• _EXERCISE_
In the data below, find each line that contains the word "truck" and copy it.
(Beginning of RECORDS FOR THE TASK)
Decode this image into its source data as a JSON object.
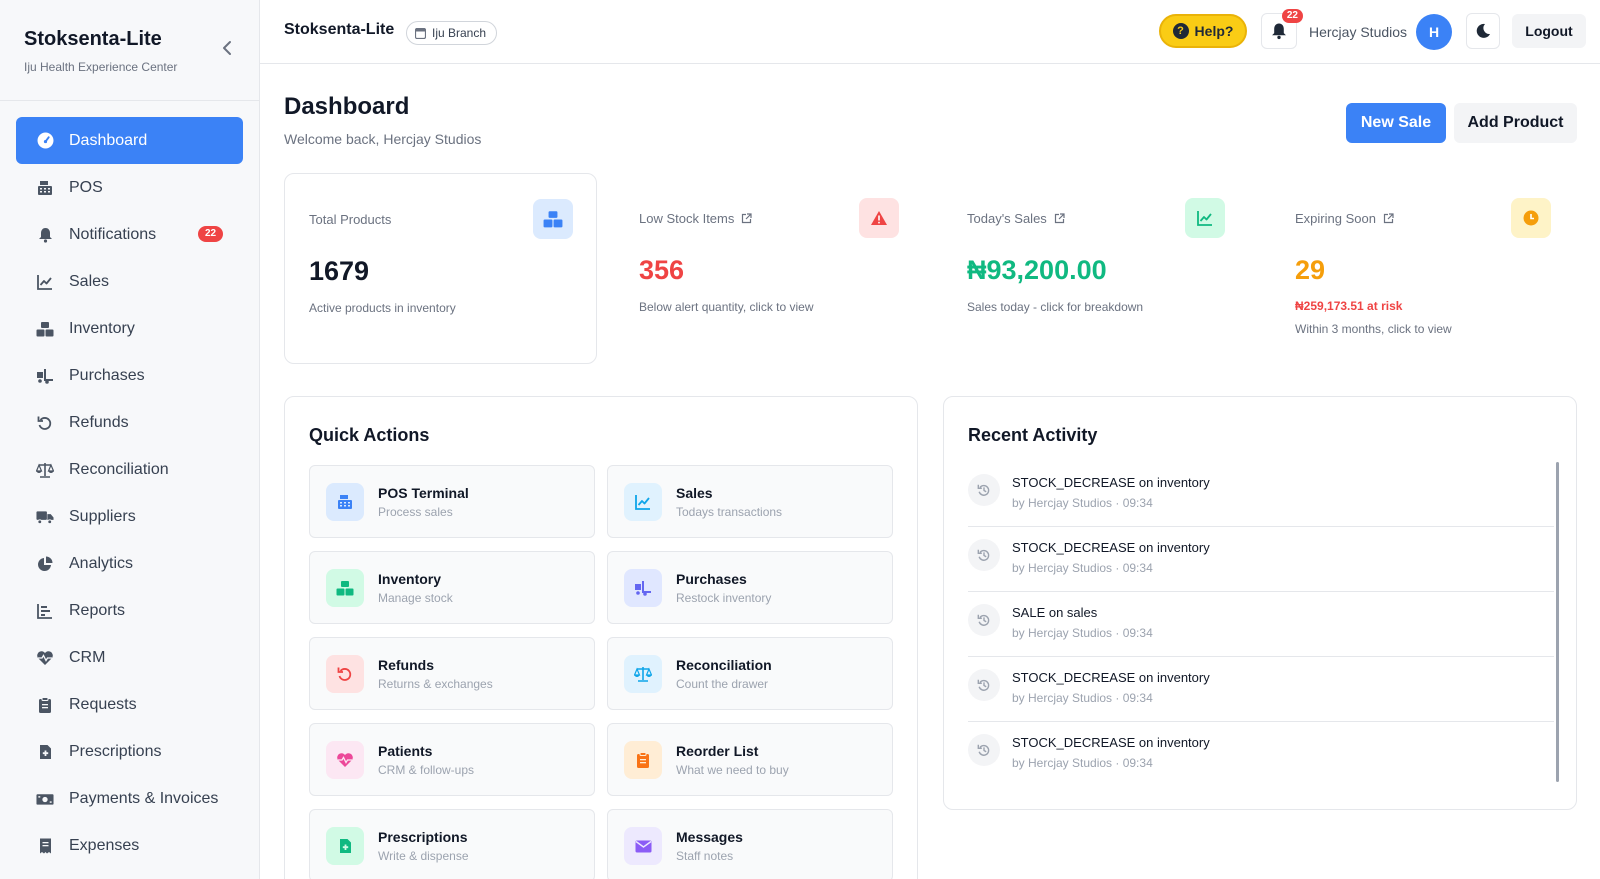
{
  "sidebar": {
    "brand_title": "Stoksenta-Lite",
    "brand_sub": "Iju Health Experience Center",
    "items": [
      {
        "label": "Dashboard",
        "icon": "gauge-icon",
        "active": true
      },
      {
        "label": "POS",
        "icon": "cash-register-icon"
      },
      {
        "label": "Notifications",
        "icon": "bell-icon",
        "badge": "22"
      },
      {
        "label": "Sales",
        "icon": "line-chart-icon"
      },
      {
        "label": "Inventory",
        "icon": "boxes-icon"
      },
      {
        "label": "Purchases",
        "icon": "truck-loading-icon"
      },
      {
        "label": "Refunds",
        "icon": "undo-icon"
      },
      {
        "label": "Reconciliation",
        "icon": "scale-icon"
      },
      {
        "label": "Suppliers",
        "icon": "truck-icon"
      },
      {
        "label": "Analytics",
        "icon": "pie-chart-icon"
      },
      {
        "label": "Reports",
        "icon": "bar-chart-icon"
      },
      {
        "label": "CRM",
        "icon": "heartbeat-icon"
      },
      {
        "label": "Requests",
        "icon": "clipboard-icon"
      },
      {
        "label": "Prescriptions",
        "icon": "file-medical-icon"
      },
      {
        "label": "Payments & Invoices",
        "icon": "money-icon"
      },
      {
        "label": "Expenses",
        "icon": "receipt-icon"
      }
    ]
  },
  "header": {
    "title": "Stoksenta-Lite",
    "branch": "Iju Branch",
    "help": "Help?",
    "notifications_count": "22",
    "user_name": "Hercjay Studios",
    "avatar_initial": "H",
    "logout": "Logout"
  },
  "main": {
    "title": "Dashboard",
    "subtitle": "Welcome back, Hercjay Studios",
    "new_sale": "New Sale",
    "add_product": "Add Product",
    "stats": [
      {
        "label": "Total Products",
        "value": "1679",
        "note": "Active products in inventory",
        "color": "#111827"
      },
      {
        "label": "Low Stock Items",
        "value": "356",
        "note": "Below alert quantity, click to view",
        "color": "#ef4444"
      },
      {
        "label": "Today's Sales",
        "value": "₦93,200.00",
        "note": "Sales today - click for breakdown",
        "color": "#10b981"
      },
      {
        "label": "Expiring Soon",
        "value": "29",
        "risk": "₦259,173.51 at risk",
        "note": "Within 3 months, click to view",
        "color": "#f59e0b"
      }
    ],
    "quick_actions_title": "Quick Actions",
    "quick_actions": [
      {
        "title": "POS Terminal",
        "sub": "Process sales"
      },
      {
        "title": "Sales",
        "sub": "Todays transactions"
      },
      {
        "title": "Inventory",
        "sub": "Manage stock"
      },
      {
        "title": "Purchases",
        "sub": "Restock inventory"
      },
      {
        "title": "Refunds",
        "sub": "Returns & exchanges"
      },
      {
        "title": "Reconciliation",
        "sub": "Count the drawer"
      },
      {
        "title": "Patients",
        "sub": "CRM & follow-ups"
      },
      {
        "title": "Reorder List",
        "sub": "What we need to buy"
      },
      {
        "title": "Prescriptions",
        "sub": "Write & dispense"
      },
      {
        "title": "Messages",
        "sub": "Staff notes"
      }
    ],
    "recent_activity_title": "Recent Activity",
    "activity": [
      {
        "title": "STOCK_DECREASE on inventory",
        "sub": "by Hercjay Studios · 09:34"
      },
      {
        "title": "STOCK_DECREASE on inventory",
        "sub": "by Hercjay Studios · 09:34"
      },
      {
        "title": "SALE on sales",
        "sub": "by Hercjay Studios · 09:34"
      },
      {
        "title": "STOCK_DECREASE on inventory",
        "sub": "by Hercjay Studios · 09:34"
      },
      {
        "title": "STOCK_DECREASE on inventory",
        "sub": "by Hercjay Studios · 09:34"
      }
    ]
  },
  "colors": {
    "accent": "#3b82f6",
    "danger": "#ef4444",
    "success": "#10b981",
    "warning": "#f59e0b",
    "help": "#facc15"
  }
}
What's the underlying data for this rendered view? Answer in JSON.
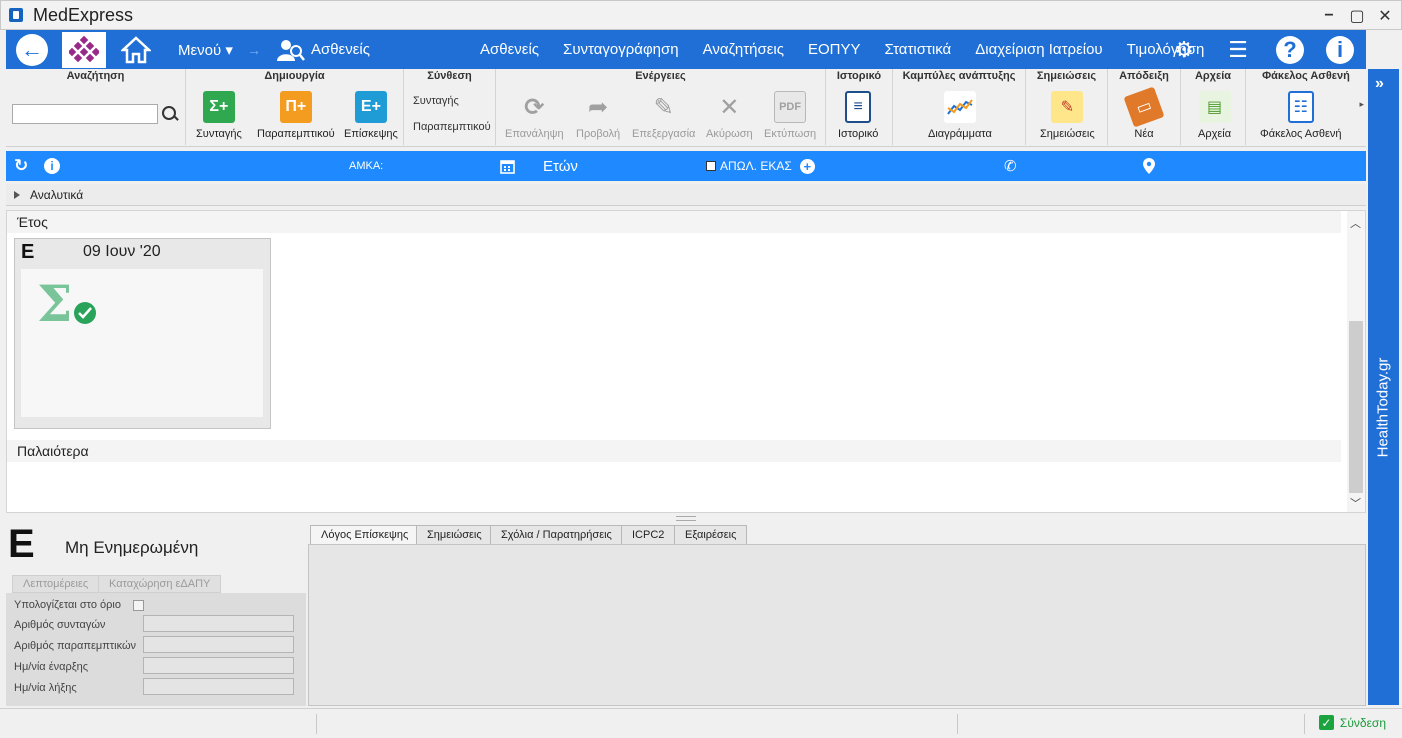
{
  "window": {
    "title": "MedExpress"
  },
  "nav": {
    "menu_label": "Μενού",
    "patients_label": "Ασθενείς",
    "links": [
      "Ασθενείς",
      "Συνταγογράφηση",
      "Αναζητήσεις",
      "ΕΟΠΥΥ",
      "Στατιστικά",
      "Διαχείριση Ιατρείου",
      "Τιμολόγηση"
    ]
  },
  "ribbon": {
    "search": {
      "title": "Αναζήτηση",
      "value": ""
    },
    "create": {
      "title": "Δημιουργία",
      "prescription": "Συνταγής",
      "referral": "Παραπεμπτικού",
      "visit": "Επίσκεψης"
    },
    "compose": {
      "title": "Σύνθεση",
      "prescription": "Συνταγής",
      "referral": "Παραπεμπτικού"
    },
    "actions": {
      "title": "Ενέργειες",
      "repeat": "Επανάληψη",
      "view": "Προβολή",
      "edit": "Επεξεργασία",
      "cancel": "Ακύρωση",
      "print": "Εκτύπωση"
    },
    "history": {
      "title": "Ιστορικό",
      "button": "Ιστορικό"
    },
    "growth": {
      "title": "Καμπύλες ανάπτυξης",
      "button": "Διαγράμματα"
    },
    "notes": {
      "title": "Σημειώσεις",
      "button": "Σημειώσεις"
    },
    "receipt": {
      "title": "Απόδειξη",
      "button": "Νέα"
    },
    "files": {
      "title": "Αρχεία",
      "button": "Αρχεία"
    },
    "folder": {
      "title": "Φάκελος Ασθενή",
      "button": "Φάκελος Ασθενή"
    }
  },
  "infobar": {
    "amka_label": "ΑΜΚΑ:",
    "age_label": "Ετών",
    "deceased_label": "ΑΠΩΛ. ΕΚΑΣ"
  },
  "analytics": {
    "label": "Αναλυτικά"
  },
  "timeline": {
    "year_header": "Έτος",
    "card": {
      "letter": "Ε",
      "date": "09 Ιουν '20"
    },
    "older_header": "Παλαιότερα"
  },
  "sidebar": {
    "brand": "HealthToday.gr"
  },
  "details": {
    "letter": "Ε",
    "status": "Μη Ενημερωμένη",
    "subtabs": [
      "Λεπτομέρειες",
      "Καταχώρηση εΔΑΠΥ"
    ],
    "fields": [
      {
        "label": "Υπολογίζεται στο όριο"
      },
      {
        "label": "Αριθμός συνταγών",
        "value": ""
      },
      {
        "label": "Αριθμός παραπεμπτικών",
        "value": ""
      },
      {
        "label": "Ημ/νία έναρξης",
        "value": ""
      },
      {
        "label": "Ημ/νία λήξης",
        "value": ""
      }
    ]
  },
  "tabs": [
    "Λόγος Επίσκεψης",
    "Σημειώσεις",
    "Σχόλια / Παρατηρήσεις",
    "ICPC2",
    "Εξαιρέσεις"
  ],
  "statusbar": {
    "connection": "Σύνδεση"
  }
}
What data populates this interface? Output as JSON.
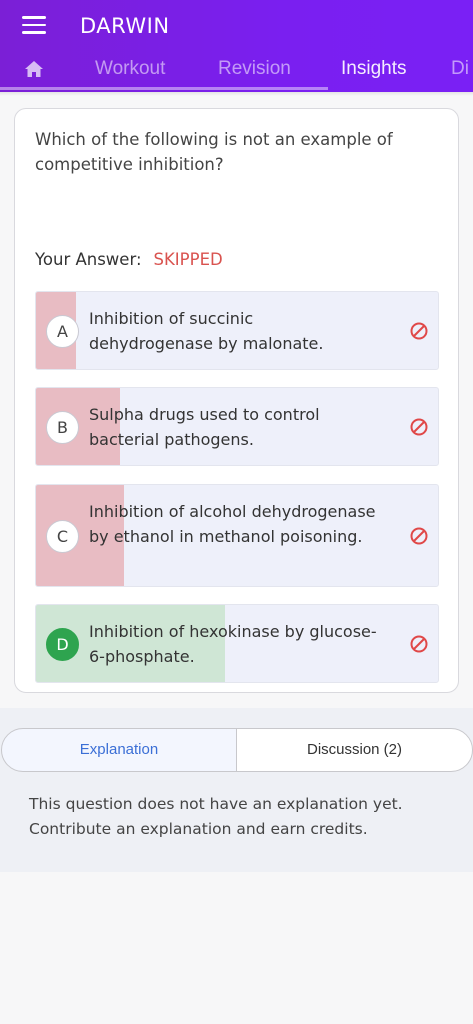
{
  "app": {
    "title": "DARWIN"
  },
  "nav": {
    "tabs": [
      {
        "label": "Workout"
      },
      {
        "label": "Revision"
      },
      {
        "label": "Insights"
      },
      {
        "label": "Di"
      }
    ],
    "active_tab": "Insights"
  },
  "question": {
    "text": "Which of the following is not an example of competitive inhibition?",
    "answer_label": "Your Answer:",
    "answer_status": "SKIPPED",
    "options": [
      {
        "letter": "A",
        "text": "Inhibition of succinic dehydrogenase by malonate.",
        "response_share": 0.1,
        "status": "incorrect"
      },
      {
        "letter": "B",
        "text": "Sulpha drugs used to control bacterial pathogens.",
        "response_share": 0.21,
        "status": "incorrect"
      },
      {
        "letter": "C",
        "text": "Inhibition of alcohol dehydrogenase by ethanol in methanol poisoning.",
        "response_share": 0.22,
        "status": "incorrect"
      },
      {
        "letter": "D",
        "text": "Inhibition of hexokinase by glucose-6-phosphate.",
        "response_share": 0.47,
        "status": "correct"
      }
    ]
  },
  "tabs_bottom": {
    "explanation_label": "Explanation",
    "discussion_label": "Discussion (2)"
  },
  "explanation": {
    "text": "This question does not have an explanation yet. Contribute an explanation and earn credits."
  },
  "colors": {
    "header": "#7a1ff0",
    "incorrect_fill": "#e8bcc3",
    "correct_fill": "#cfe6d5",
    "skipped_text": "#d9534f",
    "correct_badge": "#2ea44f",
    "link_blue": "#3b6fd6"
  },
  "icons": {
    "menu": "hamburger-menu-icon",
    "home": "home-icon",
    "option_status": "ban-icon"
  }
}
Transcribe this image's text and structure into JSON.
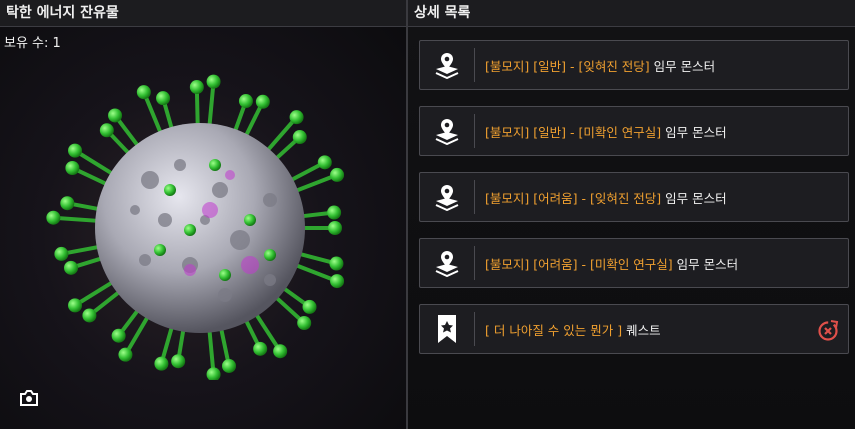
{
  "left_panel": {
    "title": "탁한 에너지 잔유물",
    "owned_label": "보유 수:",
    "owned_count": "1"
  },
  "right_panel": {
    "title": "상세 목록",
    "items": [
      {
        "icon": "map-pin-icon",
        "highlight": "[불모지] [일반] - [잊혀진 전당]",
        "suffix": "임무 몬스터"
      },
      {
        "icon": "map-pin-icon",
        "highlight": "[불모지] [일반] - [미확인 연구실]",
        "suffix": "임무 몬스터"
      },
      {
        "icon": "map-pin-icon",
        "highlight": "[불모지] [어려움] - [잊혀진 전당]",
        "suffix": "임무 몬스터"
      },
      {
        "icon": "map-pin-icon",
        "highlight": "[불모지] [어려움] - [미확인 연구실]",
        "suffix": "임무 몬스터"
      },
      {
        "icon": "quest-bookmark-icon",
        "highlight": "[ 더 나아질 수 있는 뭔가 ]",
        "suffix": "퀘스트",
        "action_icon": "navigate-target-icon"
      }
    ]
  },
  "colors": {
    "accent_orange": "#f0a030",
    "action_red": "#e0504a",
    "virus_body": "#b8b8c0",
    "virus_spike": "#3cc43c"
  }
}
(End of RECORDS FOR THE TASK)
• _EXERCISE ANSWER_
        "icon": "truck-loading-icon"
        "icon": "truck-icon"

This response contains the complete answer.